Dataset records
+ + + + + + +

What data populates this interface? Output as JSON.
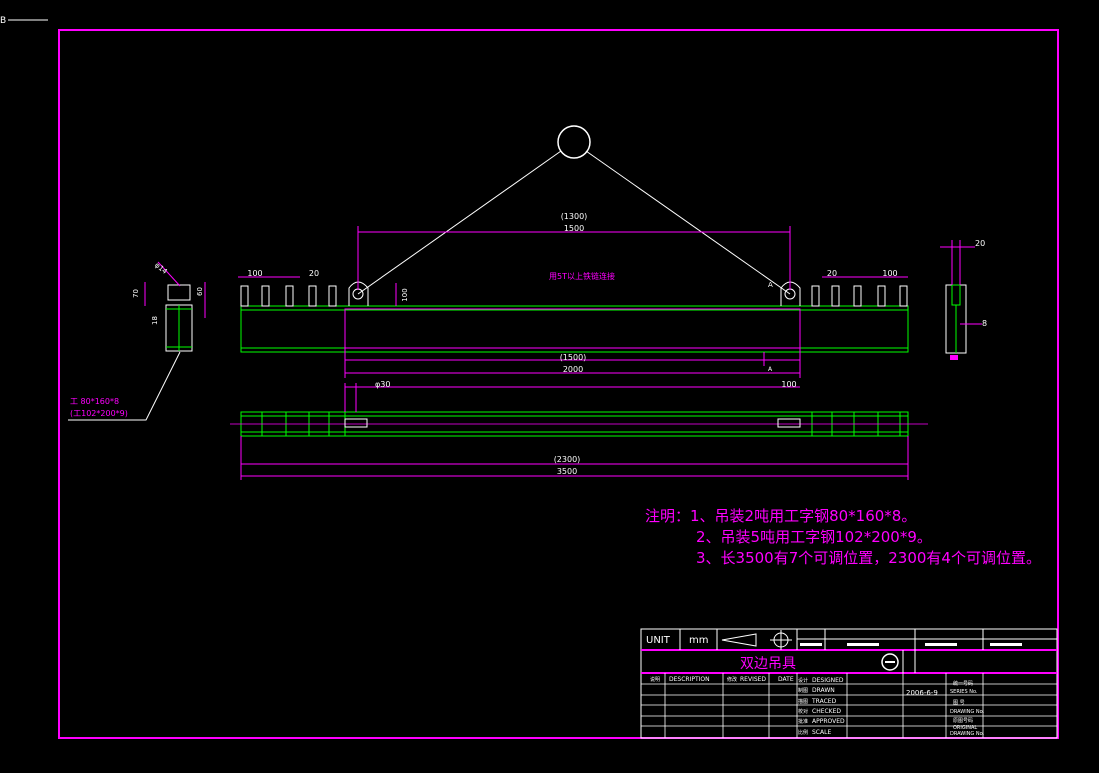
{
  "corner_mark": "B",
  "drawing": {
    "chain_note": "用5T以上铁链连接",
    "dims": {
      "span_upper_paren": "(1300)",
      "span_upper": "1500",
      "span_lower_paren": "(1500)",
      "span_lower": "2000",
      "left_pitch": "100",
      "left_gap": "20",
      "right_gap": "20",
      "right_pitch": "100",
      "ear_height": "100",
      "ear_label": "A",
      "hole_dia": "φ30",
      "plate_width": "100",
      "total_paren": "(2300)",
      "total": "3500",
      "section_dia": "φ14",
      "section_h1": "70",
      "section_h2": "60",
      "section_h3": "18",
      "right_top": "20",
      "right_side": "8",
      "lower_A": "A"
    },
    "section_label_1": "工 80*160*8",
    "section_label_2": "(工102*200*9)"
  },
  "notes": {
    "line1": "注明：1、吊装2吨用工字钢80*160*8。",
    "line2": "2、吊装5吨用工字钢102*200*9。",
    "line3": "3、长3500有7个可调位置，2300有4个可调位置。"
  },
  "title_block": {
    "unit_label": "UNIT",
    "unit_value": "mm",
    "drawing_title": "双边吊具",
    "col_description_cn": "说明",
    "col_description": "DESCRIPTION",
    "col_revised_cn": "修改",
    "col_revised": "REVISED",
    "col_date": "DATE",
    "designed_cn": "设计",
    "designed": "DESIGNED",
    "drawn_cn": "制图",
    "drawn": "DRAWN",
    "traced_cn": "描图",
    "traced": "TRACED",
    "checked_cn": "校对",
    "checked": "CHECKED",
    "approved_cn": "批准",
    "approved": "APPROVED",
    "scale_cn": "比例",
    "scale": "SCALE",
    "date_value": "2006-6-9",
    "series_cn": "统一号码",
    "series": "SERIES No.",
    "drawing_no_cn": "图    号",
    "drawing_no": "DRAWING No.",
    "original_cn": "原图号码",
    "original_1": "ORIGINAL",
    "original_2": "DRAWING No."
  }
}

+ + + + + + +

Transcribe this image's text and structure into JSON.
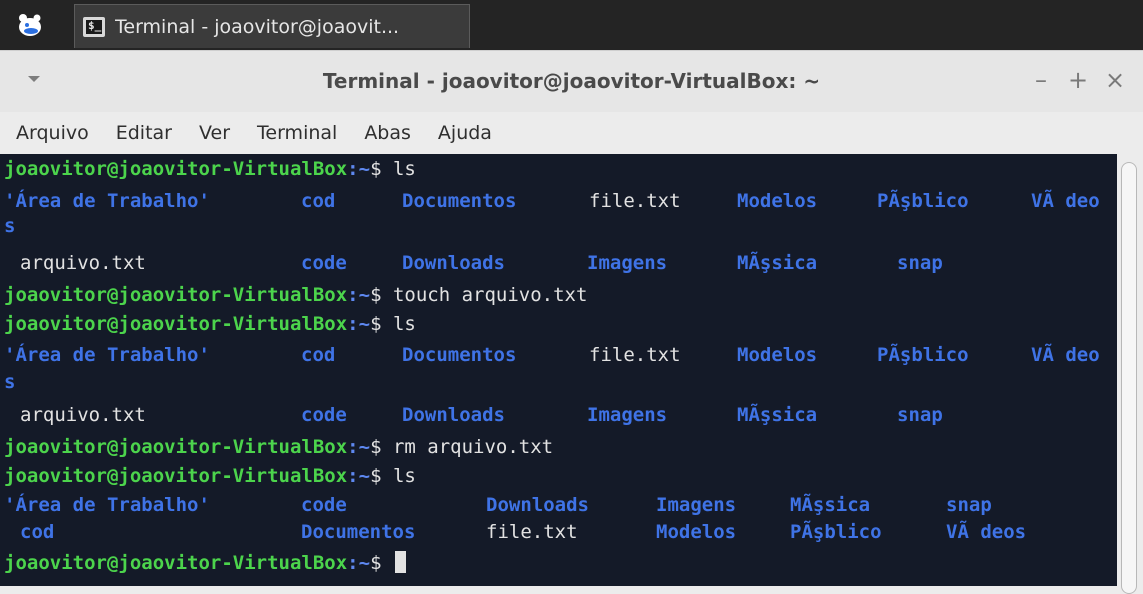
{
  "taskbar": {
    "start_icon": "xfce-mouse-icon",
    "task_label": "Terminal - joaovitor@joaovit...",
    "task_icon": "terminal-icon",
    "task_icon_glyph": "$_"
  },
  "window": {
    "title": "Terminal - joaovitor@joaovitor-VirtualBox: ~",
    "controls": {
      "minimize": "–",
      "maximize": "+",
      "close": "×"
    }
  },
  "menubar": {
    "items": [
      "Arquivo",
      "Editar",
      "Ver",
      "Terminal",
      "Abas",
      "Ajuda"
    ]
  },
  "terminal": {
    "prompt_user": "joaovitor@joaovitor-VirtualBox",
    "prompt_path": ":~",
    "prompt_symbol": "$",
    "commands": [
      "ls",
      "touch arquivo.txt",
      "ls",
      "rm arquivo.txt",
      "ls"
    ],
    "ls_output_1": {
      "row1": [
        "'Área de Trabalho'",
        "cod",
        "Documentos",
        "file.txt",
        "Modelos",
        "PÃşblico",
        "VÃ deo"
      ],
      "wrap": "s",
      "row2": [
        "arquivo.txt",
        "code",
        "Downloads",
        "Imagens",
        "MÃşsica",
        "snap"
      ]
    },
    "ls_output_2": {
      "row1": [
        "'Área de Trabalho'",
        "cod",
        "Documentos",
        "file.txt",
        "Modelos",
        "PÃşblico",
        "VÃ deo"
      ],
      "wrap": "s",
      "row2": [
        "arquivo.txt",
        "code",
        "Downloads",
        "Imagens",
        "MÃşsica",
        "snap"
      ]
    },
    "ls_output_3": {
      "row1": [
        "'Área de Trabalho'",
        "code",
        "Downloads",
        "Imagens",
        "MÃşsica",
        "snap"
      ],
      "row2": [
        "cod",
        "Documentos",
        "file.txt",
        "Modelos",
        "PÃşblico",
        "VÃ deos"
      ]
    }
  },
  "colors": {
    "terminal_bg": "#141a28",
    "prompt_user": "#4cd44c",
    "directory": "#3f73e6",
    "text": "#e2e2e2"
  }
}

+ + + + + + +

Search the listing for the word "joaovitor" and return each line that holds it.

▸ Expected answer
    "task_label": "Terminal - joaovitor@joaovit...",
    "title": "Terminal - joaovitor@joaovitor-VirtualBox: ~",
    "prompt_user": "joaovitor@joaovitor-VirtualBox",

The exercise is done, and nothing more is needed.